• [What you will do]
Print out the entries below with no edits.

***** Input rows

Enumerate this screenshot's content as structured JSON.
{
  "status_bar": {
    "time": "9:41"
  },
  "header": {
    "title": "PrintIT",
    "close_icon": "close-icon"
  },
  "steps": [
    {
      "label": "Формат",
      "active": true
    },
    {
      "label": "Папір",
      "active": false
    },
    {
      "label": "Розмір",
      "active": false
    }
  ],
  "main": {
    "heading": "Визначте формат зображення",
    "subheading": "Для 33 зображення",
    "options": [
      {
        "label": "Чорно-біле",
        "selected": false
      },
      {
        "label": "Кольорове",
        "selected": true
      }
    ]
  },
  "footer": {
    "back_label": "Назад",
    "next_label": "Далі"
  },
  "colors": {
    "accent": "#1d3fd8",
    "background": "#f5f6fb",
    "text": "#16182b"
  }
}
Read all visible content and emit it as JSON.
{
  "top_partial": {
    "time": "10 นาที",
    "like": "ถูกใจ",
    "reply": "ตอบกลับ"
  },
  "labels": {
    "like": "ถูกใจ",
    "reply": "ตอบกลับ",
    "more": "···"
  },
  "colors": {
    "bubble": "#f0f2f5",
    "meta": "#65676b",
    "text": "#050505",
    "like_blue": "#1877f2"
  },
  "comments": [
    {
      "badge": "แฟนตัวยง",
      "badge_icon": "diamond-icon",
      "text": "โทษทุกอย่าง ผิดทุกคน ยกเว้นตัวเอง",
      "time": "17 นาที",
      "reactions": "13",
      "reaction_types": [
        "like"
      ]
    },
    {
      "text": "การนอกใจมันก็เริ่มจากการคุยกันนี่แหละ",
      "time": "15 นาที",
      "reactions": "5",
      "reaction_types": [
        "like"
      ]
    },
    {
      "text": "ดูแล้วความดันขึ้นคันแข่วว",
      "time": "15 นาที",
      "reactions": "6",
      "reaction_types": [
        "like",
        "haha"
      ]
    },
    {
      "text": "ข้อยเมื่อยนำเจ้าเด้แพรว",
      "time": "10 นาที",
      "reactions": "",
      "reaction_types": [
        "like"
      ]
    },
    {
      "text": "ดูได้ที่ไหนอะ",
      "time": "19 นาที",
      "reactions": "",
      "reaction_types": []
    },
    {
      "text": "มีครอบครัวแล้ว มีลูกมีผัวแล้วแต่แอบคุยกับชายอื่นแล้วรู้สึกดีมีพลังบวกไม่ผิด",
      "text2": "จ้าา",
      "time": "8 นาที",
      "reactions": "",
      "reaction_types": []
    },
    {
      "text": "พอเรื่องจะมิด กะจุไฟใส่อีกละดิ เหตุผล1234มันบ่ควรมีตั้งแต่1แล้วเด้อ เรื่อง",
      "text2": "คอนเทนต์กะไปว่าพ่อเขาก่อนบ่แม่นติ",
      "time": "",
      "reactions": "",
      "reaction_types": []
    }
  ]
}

**********

• [Task result]
Enumerate this screenshot's content as structured JSON.
{
  "status_bar": {
    "time": "9:41"
  },
  "header": {
    "title": "PrintIT",
    "close_icon": "close-icon"
  },
  "steps": [
    {
      "label": "Формат",
      "active": true
    },
    {
      "label": "Папір",
      "active": false
    },
    {
      "label": "Розмір",
      "active": false
    }
  ],
  "main": {
    "heading": "Визначте формат зображення",
    "subheading": "Для 33 зображення",
    "options": [
      {
        "label": "Чорно-біле",
        "selected": false
      },
      {
        "label": "Кольорове",
        "selected": true
      }
    ]
  },
  "footer": {
    "back_label": "Назад",
    "next_label": "Далі"
  },
  "colors": {
    "accent": "#1d3fd8",
    "background": "#f5f6fb",
    "text": "#16182b"
  }
}
Read all visible content and emit it as JSON.
{
  "top_partial": {
    "time": "10 นาที",
    "like": "ถูกใจ",
    "reply": "ตอบกลับ"
  },
  "labels": {
    "like": "ถูกใจ",
    "reply": "ตอบกลับ",
    "more": "···"
  },
  "colors": {
    "bubble": "#f0f2f5",
    "meta": "#65676b",
    "text": "#050505",
    "like_blue": "#1877f2"
  },
  "comments": [
    {
      "badge": "แฟนตัวยง",
      "badge_icon": "diamond-icon",
      "text": "โทษทุกอย่าง ผิดทุกคน ยกเว้นตัวเอง",
      "time": "17 นาที",
      "reactions": "13",
      "reaction_types": [
        "like"
      ]
    },
    {
      "text": "การนอกใจมันก็เริ่มจากการคุยกันนี่แหละ",
      "time": "15 นาที",
      "reactions": "5",
      "reaction_types": [
        "like"
      ]
    },
    {
      "text": "ดูแล้วความดันขึ้นคันแข่วว",
      "time": "15 นาที",
      "reactions": "6",
      "reaction_types": [
        "like",
        "haha"
      ]
    },
    {
      "text": "ข้อยเมื่อยนำเจ้าเด้แพรว",
      "time": "10 นาที",
      "reactions": "",
      "reaction_types": [
        "like"
      ]
    },
    {
      "text": "ดูได้ที่ไหนอะ",
      "time": "19 นาที",
      "reactions": "",
      "reaction_types": []
    },
    {
      "text": "มีครอบครัวแล้ว มีลูกมีผัวแล้วแต่แอบคุยกับชายอื่นแล้วรู้สึกดีมีพลังบวกไม่ผิด",
      "text2": "จ้าา",
      "time": "8 นาที",
      "reactions": "",
      "reaction_types": []
    },
    {
      "text": "พอเรื่องจะมิด กะจุไฟใส่อีกละดิ เหตุผล1234มันบ่ควรมีตั้งแต่1แล้วเด้อ เรื่อง",
      "text2": "คอนเทนต์กะไปว่าพ่อเขาก่อนบ่แม่นติ",
      "time": "",
      "reactions": "",
      "reaction_types": []
    }
  ]
}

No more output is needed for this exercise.